*EXERCISE INPUT*
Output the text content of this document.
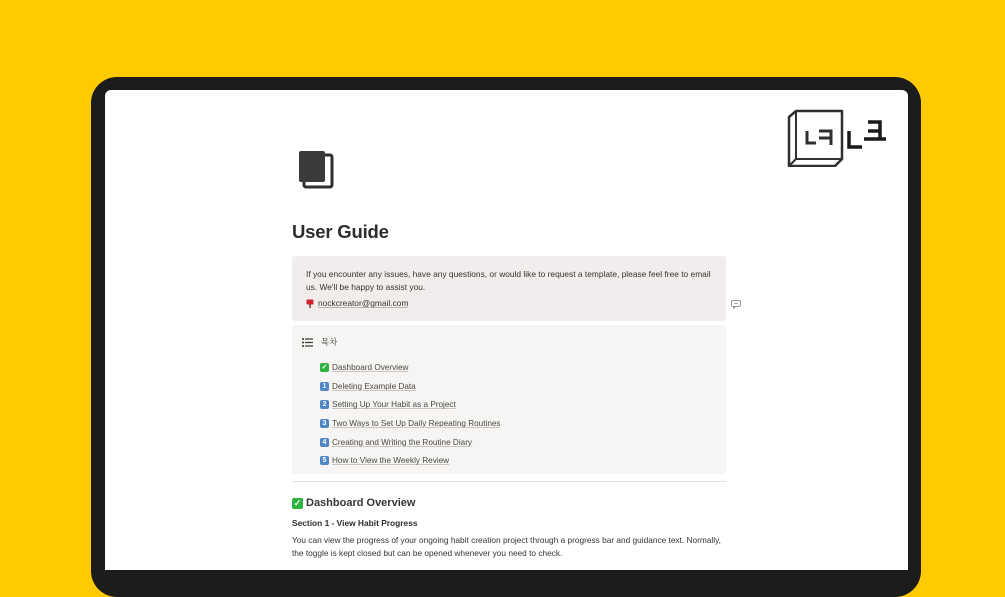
User Guide
If you encounter any issues, have any questions, or would like to request a template, please feel free to email us. We'll be happy to assist you.
nockcreator@gmail.com
목차
✓ Dashboard Overview
1 Deleting Example Data
2 Setting Up Your Habit as a Project
3 Two Ways to Set Up Daily Repeating Routines
4 Creating and Writing the Routine Diary
5 How to View the Weekly Review
✓ Dashboard Overview
Section 1 - View Habit Progress
You can view the progress of your ongoing habit creation project through a progress bar and guidance text. Normally, the toggle is kept closed but can be opened whenever you need to check.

*AIM OF THE EXERCISE*
Identify and extract each line of the listing that contains "text".

*EXPECTED OUTPUT*
Output the text content of this document.
You can view the progress of your ongoing habit creation project through a progress bar and guidance text. Normally, the toggle is kept closed but can be opened whenever you need to check.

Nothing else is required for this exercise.